--- begin RECORDS FOR PROCESSING ---

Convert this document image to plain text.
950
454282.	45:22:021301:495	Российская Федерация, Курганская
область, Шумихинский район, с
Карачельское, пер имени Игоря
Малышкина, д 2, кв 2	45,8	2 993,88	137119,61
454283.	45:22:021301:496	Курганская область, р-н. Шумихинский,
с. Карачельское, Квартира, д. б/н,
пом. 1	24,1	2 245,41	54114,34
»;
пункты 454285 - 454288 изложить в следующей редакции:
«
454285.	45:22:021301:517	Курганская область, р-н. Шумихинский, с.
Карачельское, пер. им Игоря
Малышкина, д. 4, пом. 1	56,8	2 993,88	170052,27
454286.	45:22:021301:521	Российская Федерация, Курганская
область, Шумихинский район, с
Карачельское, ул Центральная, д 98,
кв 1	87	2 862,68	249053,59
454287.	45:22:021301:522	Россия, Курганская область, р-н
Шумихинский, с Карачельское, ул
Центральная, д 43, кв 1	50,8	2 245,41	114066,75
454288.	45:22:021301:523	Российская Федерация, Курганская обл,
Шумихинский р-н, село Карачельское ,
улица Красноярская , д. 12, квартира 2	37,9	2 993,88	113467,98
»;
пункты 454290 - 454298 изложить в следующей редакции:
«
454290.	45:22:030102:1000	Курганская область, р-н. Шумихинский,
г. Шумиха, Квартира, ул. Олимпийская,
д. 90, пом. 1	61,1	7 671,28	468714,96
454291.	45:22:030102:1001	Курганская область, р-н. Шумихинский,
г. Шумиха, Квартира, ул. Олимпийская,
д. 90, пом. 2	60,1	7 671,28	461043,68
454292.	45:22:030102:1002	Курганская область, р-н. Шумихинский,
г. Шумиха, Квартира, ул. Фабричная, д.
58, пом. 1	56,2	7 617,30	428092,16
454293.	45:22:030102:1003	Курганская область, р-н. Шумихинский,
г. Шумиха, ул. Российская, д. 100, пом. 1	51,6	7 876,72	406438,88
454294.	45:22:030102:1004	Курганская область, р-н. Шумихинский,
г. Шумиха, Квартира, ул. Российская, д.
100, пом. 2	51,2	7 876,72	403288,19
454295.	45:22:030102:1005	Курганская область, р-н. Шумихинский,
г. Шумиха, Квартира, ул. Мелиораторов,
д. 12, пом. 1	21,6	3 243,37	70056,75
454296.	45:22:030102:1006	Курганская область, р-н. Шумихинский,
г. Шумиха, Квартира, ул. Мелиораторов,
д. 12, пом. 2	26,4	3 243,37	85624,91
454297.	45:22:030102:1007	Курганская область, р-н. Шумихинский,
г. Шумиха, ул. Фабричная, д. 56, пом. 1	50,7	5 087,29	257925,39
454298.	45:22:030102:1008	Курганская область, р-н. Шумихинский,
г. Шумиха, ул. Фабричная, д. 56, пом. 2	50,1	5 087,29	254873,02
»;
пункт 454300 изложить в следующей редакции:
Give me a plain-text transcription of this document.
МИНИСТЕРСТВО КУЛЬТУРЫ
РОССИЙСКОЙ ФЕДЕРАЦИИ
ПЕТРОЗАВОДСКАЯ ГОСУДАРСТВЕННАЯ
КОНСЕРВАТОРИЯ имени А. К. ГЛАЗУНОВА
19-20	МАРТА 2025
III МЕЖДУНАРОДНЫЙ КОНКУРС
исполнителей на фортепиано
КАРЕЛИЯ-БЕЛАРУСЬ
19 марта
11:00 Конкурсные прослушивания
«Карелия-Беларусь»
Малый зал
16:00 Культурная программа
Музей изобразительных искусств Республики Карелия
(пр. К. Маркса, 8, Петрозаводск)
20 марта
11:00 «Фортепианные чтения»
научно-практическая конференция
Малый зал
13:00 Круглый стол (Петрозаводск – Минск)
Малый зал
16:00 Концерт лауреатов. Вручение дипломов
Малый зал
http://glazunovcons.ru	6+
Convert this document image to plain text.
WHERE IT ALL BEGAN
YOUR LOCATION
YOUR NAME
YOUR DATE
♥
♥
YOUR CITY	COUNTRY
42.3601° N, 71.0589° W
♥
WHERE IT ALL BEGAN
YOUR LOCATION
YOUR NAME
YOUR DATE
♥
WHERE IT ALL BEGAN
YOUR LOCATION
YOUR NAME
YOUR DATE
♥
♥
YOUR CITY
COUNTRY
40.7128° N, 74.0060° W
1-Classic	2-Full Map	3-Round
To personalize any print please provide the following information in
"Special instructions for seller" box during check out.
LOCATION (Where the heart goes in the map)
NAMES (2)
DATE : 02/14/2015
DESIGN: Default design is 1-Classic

--- end RECORDS FOR PROCESSING ---

- _PROBLEM REQUIREMENTS_
Across the preceding material, how many lines contain the word "Фабричная"? State the number alone.

- _THE SOLUTION_
3